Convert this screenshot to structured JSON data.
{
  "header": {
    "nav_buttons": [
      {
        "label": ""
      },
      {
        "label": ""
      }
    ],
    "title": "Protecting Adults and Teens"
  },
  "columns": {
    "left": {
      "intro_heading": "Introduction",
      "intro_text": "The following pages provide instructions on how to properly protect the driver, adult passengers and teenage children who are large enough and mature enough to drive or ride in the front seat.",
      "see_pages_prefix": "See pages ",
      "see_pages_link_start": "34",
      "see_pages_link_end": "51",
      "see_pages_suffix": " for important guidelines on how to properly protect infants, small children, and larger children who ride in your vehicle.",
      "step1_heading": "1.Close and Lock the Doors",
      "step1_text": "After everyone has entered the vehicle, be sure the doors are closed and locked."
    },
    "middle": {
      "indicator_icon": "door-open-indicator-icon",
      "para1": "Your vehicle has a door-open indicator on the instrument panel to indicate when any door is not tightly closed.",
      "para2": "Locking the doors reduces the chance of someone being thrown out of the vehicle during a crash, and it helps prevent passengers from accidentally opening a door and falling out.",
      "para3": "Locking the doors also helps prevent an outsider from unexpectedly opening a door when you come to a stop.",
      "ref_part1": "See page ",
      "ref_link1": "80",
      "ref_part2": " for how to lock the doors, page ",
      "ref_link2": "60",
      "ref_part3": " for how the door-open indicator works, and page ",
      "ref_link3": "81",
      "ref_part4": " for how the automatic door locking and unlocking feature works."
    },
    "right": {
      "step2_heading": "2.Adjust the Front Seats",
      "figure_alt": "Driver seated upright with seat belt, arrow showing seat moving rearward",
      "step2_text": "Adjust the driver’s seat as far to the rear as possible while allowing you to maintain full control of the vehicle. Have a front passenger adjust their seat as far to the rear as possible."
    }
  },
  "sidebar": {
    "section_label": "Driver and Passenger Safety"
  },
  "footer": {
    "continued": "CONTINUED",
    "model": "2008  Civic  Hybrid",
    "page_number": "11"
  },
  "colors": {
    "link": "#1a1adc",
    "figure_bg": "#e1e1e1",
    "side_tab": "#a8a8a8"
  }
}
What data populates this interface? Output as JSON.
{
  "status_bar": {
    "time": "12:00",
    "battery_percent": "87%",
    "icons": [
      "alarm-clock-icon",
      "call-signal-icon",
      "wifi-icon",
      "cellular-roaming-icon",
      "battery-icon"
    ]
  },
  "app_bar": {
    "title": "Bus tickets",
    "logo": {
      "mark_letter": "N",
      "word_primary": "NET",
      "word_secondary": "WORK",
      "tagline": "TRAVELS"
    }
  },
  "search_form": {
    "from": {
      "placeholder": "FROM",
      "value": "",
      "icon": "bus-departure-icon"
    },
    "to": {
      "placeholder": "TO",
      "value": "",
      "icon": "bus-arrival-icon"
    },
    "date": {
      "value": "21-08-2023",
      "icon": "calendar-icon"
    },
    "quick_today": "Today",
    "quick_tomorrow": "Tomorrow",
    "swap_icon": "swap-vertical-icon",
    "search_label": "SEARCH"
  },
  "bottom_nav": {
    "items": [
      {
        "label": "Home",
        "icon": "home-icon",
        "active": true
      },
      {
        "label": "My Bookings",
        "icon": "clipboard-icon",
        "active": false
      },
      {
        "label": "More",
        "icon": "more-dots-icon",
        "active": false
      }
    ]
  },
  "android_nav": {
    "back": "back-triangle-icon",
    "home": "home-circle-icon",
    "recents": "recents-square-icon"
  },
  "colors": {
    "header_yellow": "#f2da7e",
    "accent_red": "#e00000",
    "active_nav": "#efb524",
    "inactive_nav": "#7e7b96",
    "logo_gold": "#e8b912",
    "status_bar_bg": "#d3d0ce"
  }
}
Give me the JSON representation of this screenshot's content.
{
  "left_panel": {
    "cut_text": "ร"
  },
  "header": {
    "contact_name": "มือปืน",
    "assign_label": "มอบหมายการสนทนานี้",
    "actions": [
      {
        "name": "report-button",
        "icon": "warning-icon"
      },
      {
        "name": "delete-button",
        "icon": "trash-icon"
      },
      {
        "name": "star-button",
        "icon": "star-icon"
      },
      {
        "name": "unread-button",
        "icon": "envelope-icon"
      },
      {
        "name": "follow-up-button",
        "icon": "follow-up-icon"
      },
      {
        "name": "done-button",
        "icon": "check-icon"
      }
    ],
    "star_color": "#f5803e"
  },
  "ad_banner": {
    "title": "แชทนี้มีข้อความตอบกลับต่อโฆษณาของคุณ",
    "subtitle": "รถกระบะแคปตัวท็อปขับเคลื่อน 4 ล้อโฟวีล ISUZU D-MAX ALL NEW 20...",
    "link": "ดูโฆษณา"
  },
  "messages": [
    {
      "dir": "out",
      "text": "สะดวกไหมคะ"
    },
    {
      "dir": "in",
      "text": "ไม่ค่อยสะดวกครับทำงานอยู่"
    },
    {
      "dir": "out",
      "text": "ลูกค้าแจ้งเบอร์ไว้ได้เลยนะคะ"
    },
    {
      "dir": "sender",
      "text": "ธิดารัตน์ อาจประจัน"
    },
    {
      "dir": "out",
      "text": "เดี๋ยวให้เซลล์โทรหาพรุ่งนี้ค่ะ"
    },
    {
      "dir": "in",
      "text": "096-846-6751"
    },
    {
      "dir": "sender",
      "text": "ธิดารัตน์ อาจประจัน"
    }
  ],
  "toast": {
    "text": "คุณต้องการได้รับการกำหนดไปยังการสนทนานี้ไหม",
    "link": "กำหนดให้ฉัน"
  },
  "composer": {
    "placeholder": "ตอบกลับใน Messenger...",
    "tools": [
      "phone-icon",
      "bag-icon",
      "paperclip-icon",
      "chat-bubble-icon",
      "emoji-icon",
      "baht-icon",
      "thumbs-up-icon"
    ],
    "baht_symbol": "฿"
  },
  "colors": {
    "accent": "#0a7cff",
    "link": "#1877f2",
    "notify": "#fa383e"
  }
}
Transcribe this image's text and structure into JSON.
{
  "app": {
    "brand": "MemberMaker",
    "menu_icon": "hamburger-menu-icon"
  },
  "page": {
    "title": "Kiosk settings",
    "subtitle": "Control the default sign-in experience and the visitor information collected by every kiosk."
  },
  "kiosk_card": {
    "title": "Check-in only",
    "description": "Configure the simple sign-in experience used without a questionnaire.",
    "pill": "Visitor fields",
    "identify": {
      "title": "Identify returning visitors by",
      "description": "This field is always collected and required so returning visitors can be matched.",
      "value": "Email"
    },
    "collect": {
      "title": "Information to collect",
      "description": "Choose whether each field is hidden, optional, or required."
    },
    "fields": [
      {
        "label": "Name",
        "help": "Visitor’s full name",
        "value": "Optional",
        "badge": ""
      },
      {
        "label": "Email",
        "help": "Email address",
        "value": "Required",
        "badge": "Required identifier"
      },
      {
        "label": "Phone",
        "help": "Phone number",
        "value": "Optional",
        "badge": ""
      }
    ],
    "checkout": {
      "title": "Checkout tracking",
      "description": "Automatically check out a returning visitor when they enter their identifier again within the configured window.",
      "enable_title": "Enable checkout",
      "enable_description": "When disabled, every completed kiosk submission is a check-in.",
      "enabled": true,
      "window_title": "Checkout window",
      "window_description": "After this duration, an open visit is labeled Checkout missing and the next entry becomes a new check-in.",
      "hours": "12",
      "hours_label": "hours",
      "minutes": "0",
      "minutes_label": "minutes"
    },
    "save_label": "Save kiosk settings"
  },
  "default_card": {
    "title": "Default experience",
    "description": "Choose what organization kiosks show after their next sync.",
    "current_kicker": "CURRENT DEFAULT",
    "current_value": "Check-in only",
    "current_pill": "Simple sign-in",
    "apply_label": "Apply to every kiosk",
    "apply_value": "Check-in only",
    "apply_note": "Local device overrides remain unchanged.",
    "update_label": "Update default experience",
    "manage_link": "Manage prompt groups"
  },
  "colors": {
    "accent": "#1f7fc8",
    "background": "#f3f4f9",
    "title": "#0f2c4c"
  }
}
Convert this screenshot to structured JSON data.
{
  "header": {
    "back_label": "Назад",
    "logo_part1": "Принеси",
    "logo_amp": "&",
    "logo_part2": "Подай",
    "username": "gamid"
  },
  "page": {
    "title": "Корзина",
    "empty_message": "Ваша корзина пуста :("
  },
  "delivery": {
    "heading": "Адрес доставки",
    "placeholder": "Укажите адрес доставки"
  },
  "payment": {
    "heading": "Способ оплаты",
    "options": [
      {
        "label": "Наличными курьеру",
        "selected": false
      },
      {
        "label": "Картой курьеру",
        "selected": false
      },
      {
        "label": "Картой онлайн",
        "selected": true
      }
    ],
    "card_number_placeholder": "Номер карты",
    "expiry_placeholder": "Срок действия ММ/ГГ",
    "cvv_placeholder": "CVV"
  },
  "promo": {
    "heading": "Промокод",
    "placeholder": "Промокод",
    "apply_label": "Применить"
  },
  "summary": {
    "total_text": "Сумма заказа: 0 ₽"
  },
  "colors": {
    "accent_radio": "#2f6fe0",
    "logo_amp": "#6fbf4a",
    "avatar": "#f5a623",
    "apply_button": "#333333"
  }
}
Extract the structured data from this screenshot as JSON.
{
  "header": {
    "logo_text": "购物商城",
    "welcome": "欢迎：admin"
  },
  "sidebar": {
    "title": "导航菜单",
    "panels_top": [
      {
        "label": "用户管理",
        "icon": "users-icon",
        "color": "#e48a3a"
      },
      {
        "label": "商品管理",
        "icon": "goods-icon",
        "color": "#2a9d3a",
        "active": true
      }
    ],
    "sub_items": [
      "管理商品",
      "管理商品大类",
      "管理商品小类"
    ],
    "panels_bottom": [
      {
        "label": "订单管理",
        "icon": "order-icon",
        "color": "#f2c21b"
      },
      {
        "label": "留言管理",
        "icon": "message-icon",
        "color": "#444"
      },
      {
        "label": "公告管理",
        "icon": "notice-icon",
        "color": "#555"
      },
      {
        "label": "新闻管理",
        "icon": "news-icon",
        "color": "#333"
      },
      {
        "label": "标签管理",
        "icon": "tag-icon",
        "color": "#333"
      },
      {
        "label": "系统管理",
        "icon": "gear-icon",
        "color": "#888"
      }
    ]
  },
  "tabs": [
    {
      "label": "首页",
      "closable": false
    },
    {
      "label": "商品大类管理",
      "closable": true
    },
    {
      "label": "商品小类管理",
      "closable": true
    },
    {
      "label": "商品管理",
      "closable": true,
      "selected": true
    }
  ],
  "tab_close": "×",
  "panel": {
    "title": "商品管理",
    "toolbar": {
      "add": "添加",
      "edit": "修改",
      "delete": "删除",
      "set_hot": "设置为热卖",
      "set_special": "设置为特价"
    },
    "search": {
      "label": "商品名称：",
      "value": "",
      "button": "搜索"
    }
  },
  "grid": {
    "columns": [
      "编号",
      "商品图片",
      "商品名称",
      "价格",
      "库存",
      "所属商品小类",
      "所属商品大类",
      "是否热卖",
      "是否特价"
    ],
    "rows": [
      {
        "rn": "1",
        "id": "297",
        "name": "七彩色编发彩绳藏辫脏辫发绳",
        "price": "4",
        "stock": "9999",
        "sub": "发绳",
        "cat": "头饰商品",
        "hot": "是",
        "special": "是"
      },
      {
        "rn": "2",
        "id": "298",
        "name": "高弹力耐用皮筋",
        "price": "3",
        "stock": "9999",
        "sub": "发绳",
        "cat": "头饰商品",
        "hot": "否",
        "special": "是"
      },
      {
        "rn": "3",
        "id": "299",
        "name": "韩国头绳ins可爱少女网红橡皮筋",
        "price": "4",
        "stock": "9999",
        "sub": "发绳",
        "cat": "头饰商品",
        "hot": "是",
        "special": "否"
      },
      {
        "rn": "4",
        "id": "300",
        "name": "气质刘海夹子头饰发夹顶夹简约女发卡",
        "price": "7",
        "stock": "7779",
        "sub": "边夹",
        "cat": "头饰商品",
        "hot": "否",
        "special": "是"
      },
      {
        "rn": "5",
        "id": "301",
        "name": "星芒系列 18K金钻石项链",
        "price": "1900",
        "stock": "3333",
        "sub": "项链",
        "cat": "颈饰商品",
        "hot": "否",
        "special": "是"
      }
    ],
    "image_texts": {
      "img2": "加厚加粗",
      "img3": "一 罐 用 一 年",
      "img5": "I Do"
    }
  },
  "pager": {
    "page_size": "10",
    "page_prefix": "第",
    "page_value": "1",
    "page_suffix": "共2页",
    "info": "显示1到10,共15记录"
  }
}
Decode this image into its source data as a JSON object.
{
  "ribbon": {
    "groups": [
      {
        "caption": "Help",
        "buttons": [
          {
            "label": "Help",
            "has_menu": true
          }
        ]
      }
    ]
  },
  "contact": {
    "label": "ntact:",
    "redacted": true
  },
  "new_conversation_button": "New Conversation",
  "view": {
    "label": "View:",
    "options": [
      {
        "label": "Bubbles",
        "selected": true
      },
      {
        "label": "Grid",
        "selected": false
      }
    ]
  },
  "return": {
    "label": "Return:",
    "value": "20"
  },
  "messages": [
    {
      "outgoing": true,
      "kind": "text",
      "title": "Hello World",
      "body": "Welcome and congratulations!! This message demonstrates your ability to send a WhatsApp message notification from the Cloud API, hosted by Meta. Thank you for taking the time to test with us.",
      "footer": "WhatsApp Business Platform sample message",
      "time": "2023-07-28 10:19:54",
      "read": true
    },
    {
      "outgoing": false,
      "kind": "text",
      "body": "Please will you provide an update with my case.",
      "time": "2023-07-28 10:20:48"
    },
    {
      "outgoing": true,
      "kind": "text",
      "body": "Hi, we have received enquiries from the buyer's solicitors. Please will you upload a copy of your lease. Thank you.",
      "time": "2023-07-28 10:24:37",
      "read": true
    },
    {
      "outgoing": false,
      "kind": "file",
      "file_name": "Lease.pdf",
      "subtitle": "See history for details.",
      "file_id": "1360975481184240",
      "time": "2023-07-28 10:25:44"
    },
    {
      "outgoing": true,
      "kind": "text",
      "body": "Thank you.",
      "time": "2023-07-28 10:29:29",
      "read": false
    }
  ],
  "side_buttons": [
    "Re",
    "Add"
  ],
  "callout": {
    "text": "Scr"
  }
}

-=-=-=-=-

> Challenge
Collect the lines of the data that carry the word "closable".

> Response to the exercise
      "closable": false
      "closable": true
      "closable": true
      "closable": true,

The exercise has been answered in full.